> _DATA FOR THE TASK_:

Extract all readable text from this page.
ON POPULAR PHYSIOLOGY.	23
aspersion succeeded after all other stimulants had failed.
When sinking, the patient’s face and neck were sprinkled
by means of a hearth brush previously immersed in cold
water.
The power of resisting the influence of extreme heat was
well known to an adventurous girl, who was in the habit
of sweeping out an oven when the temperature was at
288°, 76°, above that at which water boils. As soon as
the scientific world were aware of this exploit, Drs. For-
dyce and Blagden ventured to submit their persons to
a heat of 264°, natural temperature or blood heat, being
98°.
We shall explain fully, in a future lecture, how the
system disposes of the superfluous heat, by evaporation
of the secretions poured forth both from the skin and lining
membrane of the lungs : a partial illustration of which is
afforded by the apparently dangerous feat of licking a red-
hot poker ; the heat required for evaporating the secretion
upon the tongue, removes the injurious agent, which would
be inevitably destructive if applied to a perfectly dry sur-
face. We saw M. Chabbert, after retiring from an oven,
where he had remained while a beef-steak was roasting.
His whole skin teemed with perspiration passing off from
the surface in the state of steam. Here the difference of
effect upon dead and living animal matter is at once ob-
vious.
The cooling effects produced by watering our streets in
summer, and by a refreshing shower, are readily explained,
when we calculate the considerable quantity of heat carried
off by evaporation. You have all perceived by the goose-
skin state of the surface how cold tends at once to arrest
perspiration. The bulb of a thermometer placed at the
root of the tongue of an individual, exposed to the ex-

> _WHAT IS EXPECTED_:
Tally the lines in the listing that hold "upon" and report the number alone.

> _CORRECT ANSWER_:
2